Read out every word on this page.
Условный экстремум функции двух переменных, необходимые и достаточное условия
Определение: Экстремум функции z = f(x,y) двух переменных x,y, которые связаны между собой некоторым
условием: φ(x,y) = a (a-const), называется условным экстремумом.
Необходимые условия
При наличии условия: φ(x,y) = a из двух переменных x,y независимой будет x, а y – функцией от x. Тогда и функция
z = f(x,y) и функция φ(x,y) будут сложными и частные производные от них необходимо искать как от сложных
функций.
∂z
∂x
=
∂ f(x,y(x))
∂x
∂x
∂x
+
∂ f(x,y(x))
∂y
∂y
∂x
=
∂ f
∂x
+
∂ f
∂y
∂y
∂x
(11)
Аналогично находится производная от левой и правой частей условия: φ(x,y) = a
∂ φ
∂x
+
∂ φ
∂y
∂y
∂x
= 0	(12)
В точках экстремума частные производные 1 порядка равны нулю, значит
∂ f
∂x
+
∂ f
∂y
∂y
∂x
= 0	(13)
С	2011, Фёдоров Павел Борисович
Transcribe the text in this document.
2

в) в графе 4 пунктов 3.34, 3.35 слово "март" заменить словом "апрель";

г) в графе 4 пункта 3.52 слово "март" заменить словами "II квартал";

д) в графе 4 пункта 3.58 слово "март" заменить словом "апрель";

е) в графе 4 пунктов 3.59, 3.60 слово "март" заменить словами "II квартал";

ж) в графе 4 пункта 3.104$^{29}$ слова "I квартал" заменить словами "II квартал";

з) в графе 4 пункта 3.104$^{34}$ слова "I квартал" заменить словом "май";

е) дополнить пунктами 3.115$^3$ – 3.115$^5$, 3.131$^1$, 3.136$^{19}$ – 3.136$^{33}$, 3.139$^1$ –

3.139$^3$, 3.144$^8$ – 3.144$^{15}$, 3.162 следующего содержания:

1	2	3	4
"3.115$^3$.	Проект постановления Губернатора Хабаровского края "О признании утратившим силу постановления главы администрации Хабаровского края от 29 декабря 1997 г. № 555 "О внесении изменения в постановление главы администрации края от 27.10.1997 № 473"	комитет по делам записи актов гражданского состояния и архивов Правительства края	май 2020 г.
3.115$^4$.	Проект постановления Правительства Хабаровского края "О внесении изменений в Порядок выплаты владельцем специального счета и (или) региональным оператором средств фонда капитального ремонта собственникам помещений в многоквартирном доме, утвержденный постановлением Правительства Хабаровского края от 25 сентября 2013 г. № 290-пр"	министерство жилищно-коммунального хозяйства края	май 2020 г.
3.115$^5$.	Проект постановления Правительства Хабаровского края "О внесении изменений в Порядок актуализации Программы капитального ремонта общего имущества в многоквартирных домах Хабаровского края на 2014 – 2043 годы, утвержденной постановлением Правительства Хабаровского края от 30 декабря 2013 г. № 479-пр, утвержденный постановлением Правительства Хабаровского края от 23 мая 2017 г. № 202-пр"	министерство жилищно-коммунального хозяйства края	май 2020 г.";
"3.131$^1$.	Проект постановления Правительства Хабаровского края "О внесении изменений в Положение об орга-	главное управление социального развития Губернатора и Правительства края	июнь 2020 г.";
------------
* **WHAT IS REQUIRED**: Copy all of the data exactly.

* **FINAL RESULT**:
Read out every word on this page.
Условный экстремум функции двух переменных, необходимые и достаточное условия
Определение: Экстремум функции z = f(x,y) двух переменных x,y, которые связаны между собой некоторым
условием: φ(x,y) = a (a-const), называется условным экстремумом.
Необходимые условия
При наличии условия: φ(x,y) = a из двух переменных x,y независимой будет x, а y – функцией от x. Тогда и функция
z = f(x,y) и функция φ(x,y) будут сложными и частные производные от них необходимо искать как от сложных
функций.
∂z
∂x
=
∂ f(x,y(x))
∂x
∂x
∂x
+
∂ f(x,y(x))
∂y
∂y
∂x
=
∂ f
∂x
+
∂ f
∂y
∂y
∂x
(11)
Аналогично находится производная от левой и правой частей условия: φ(x,y) = a
∂ φ
∂x
+
∂ φ
∂y
∂y
∂x
= 0	(12)
В точках экстремума частные производные 1 порядка равны нулю, значит
∂ f
∂x
+
∂ f
∂y
∂y
∂x
= 0	(13)
С	2011, Фёдоров Павел Борисович
Transcribe the text in this document.
2

в) в графе 4 пунктов 3.34, 3.35 слово "март" заменить словом "апрель";

г) в графе 4 пункта 3.52 слово "март" заменить словами "II квартал";

д) в графе 4 пункта 3.58 слово "март" заменить словом "апрель";

е) в графе 4 пунктов 3.59, 3.60 слово "март" заменить словами "II квартал";

ж) в графе 4 пункта 3.104$^{29}$ слова "I квартал" заменить словами "II квартал";

з) в графе 4 пункта 3.104$^{34}$ слова "I квартал" заменить словом "май";

е) дополнить пунктами 3.115$^3$ – 3.115$^5$, 3.131$^1$, 3.136$^{19}$ – 3.136$^{33}$, 3.139$^1$ –

3.139$^3$, 3.144$^8$ – 3.144$^{15}$, 3.162 следующего содержания:

1	2	3	4
"3.115$^3$.	Проект постановления Губернатора Хабаровского края "О признании утратившим силу постановления главы администрации Хабаровского края от 29 декабря 1997 г. № 555 "О внесении изменения в постановление главы администрации края от 27.10.1997 № 473"	комитет по делам записи актов гражданского состояния и архивов Правительства края	май 2020 г.
3.115$^4$.	Проект постановления Правительства Хабаровского края "О внесении изменений в Порядок выплаты владельцем специального счета и (или) региональным оператором средств фонда капитального ремонта собственникам помещений в многоквартирном доме, утвержденный постановлением Правительства Хабаровского края от 25 сентября 2013 г. № 290-пр"	министерство жилищно-коммунального хозяйства края	май 2020 г.
3.115$^5$.	Проект постановления Правительства Хабаровского края "О внесении изменений в Порядок актуализации Программы капитального ремонта общего имущества в многоквартирных домах Хабаровского края на 2014 – 2043 годы, утвержденной постановлением Правительства Хабаровского края от 30 декабря 2013 г. № 479-пр, утвержденный постановлением Правительства Хабаровского края от 23 мая 2017 г. № 202-пр"	министерство жилищно-коммунального хозяйства края	май 2020 г.";
"3.131$^1$.	Проект постановления Правительства Хабаровского края "О внесении изменений в Положение об орга-	главное управление социального развития Губернатора и Правительства края	июнь 2020 г.";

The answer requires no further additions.